Return every line of the material exactly.

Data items
#####
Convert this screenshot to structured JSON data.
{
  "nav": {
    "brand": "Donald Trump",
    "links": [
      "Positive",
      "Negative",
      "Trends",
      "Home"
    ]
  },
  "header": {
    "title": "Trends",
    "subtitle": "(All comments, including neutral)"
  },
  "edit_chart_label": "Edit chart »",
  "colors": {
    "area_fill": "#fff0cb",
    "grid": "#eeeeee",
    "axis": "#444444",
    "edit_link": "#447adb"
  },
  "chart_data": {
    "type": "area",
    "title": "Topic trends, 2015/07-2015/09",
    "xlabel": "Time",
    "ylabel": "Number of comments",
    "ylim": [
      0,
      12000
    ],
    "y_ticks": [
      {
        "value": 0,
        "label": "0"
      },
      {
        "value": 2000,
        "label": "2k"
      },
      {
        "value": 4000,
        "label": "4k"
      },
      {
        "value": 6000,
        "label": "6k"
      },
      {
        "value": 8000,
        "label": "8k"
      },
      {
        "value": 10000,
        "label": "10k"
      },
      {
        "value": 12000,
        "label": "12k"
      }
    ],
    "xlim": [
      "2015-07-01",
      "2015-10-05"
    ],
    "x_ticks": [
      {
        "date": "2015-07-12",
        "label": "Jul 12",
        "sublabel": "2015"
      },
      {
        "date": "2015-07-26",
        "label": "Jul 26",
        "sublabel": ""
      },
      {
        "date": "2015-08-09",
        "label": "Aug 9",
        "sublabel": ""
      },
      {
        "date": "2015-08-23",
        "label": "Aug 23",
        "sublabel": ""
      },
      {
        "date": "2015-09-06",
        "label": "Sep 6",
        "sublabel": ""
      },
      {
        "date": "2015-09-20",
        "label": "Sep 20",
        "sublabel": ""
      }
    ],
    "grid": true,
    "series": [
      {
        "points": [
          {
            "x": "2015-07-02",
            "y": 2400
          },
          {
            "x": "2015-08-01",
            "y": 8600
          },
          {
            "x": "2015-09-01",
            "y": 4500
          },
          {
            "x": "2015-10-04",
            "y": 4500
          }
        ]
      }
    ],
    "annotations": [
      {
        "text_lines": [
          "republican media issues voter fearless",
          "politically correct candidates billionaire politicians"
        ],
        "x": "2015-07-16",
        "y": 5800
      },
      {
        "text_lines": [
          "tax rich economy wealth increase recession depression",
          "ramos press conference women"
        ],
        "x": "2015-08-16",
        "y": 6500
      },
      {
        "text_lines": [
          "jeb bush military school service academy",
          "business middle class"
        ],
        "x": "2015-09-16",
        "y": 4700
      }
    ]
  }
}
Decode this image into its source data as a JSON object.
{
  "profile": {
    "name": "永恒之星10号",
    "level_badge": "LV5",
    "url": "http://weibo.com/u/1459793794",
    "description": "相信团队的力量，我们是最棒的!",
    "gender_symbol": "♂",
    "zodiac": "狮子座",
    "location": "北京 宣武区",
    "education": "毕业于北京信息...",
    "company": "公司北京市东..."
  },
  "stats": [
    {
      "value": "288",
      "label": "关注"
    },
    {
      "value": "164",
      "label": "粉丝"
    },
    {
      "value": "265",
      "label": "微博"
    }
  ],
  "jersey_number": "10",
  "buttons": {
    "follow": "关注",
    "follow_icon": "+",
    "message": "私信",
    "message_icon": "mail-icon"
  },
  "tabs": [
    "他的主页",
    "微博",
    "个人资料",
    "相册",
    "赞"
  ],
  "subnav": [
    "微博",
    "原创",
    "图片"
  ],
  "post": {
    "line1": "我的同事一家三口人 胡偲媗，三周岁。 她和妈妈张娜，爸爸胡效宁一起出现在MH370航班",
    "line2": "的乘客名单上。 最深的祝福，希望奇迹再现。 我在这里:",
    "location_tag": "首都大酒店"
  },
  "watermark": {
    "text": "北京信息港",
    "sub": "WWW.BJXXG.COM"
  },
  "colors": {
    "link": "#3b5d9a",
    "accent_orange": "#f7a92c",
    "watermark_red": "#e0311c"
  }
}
#####
**Final result:**
Convert this screenshot to structured JSON data.
{
  "nav": {
    "brand": "Donald Trump",
    "links": [
      "Positive",
      "Negative",
      "Trends",
      "Home"
    ]
  },
  "header": {
    "title": "Trends",
    "subtitle": "(All comments, including neutral)"
  },
  "edit_chart_label": "Edit chart »",
  "colors": {
    "area_fill": "#fff0cb",
    "grid": "#eeeeee",
    "axis": "#444444",
    "edit_link": "#447adb"
  },
  "chart_data": {
    "type": "area",
    "title": "Topic trends, 2015/07-2015/09",
    "xlabel": "Time",
    "ylabel": "Number of comments",
    "ylim": [
      0,
      12000
    ],
    "y_ticks": [
      {
        "value": 0,
        "label": "0"
      },
      {
        "value": 2000,
        "label": "2k"
      },
      {
        "value": 4000,
        "label": "4k"
      },
      {
        "value": 6000,
        "label": "6k"
      },
      {
        "value": 8000,
        "label": "8k"
      },
      {
        "value": 10000,
        "label": "10k"
      },
      {
        "value": 12000,
        "label": "12k"
      }
    ],
    "xlim": [
      "2015-07-01",
      "2015-10-05"
    ],
    "x_ticks": [
      {
        "date": "2015-07-12",
        "label": "Jul 12",
        "sublabel": "2015"
      },
      {
        "date": "2015-07-26",
        "label": "Jul 26",
        "sublabel": ""
      },
      {
        "date": "2015-08-09",
        "label": "Aug 9",
        "sublabel": ""
      },
      {
        "date": "2015-08-23",
        "label": "Aug 23",
        "sublabel": ""
      },
      {
        "date": "2015-09-06",
        "label": "Sep 6",
        "sublabel": ""
      },
      {
        "date": "2015-09-20",
        "label": "Sep 20",
        "sublabel": ""
      }
    ],
    "grid": true,
    "series": [
      {
        "points": [
          {
            "x": "2015-07-02",
            "y": 2400
          },
          {
            "x": "2015-08-01",
            "y": 8600
          },
          {
            "x": "2015-09-01",
            "y": 4500
          },
          {
            "x": "2015-10-04",
            "y": 4500
          }
        ]
      }
    ],
    "annotations": [
      {
        "text_lines": [
          "republican media issues voter fearless",
          "politically correct candidates billionaire politicians"
        ],
        "x": "2015-07-16",
        "y": 5800
      },
      {
        "text_lines": [
          "tax rich economy wealth increase recession depression",
          "ramos press conference women"
        ],
        "x": "2015-08-16",
        "y": 6500
      },
      {
        "text_lines": [
          "jeb bush military school service academy",
          "business middle class"
        ],
        "x": "2015-09-16",
        "y": 4700
      }
    ]
  }
}
Decode this image into its source data as a JSON object.
{
  "profile": {
    "name": "永恒之星10号",
    "level_badge": "LV5",
    "url": "http://weibo.com/u/1459793794",
    "description": "相信团队的力量，我们是最棒的!",
    "gender_symbol": "♂",
    "zodiac": "狮子座",
    "location": "北京 宣武区",
    "education": "毕业于北京信息...",
    "company": "公司北京市东..."
  },
  "stats": [
    {
      "value": "288",
      "label": "关注"
    },
    {
      "value": "164",
      "label": "粉丝"
    },
    {
      "value": "265",
      "label": "微博"
    }
  ],
  "jersey_number": "10",
  "buttons": {
    "follow": "关注",
    "follow_icon": "+",
    "message": "私信",
    "message_icon": "mail-icon"
  },
  "tabs": [
    "他的主页",
    "微博",
    "个人资料",
    "相册",
    "赞"
  ],
  "subnav": [
    "微博",
    "原创",
    "图片"
  ],
  "post": {
    "line1": "我的同事一家三口人 胡偲媗，三周岁。 她和妈妈张娜，爸爸胡效宁一起出现在MH370航班",
    "line2": "的乘客名单上。 最深的祝福，希望奇迹再现。 我在这里:",
    "location_tag": "首都大酒店"
  },
  "watermark": {
    "text": "北京信息港",
    "sub": "WWW.BJXXG.COM"
  },
  "colors": {
    "link": "#3b5d9a",
    "accent_orange": "#f7a92c",
    "watermark_red": "#e0311c"
  }
}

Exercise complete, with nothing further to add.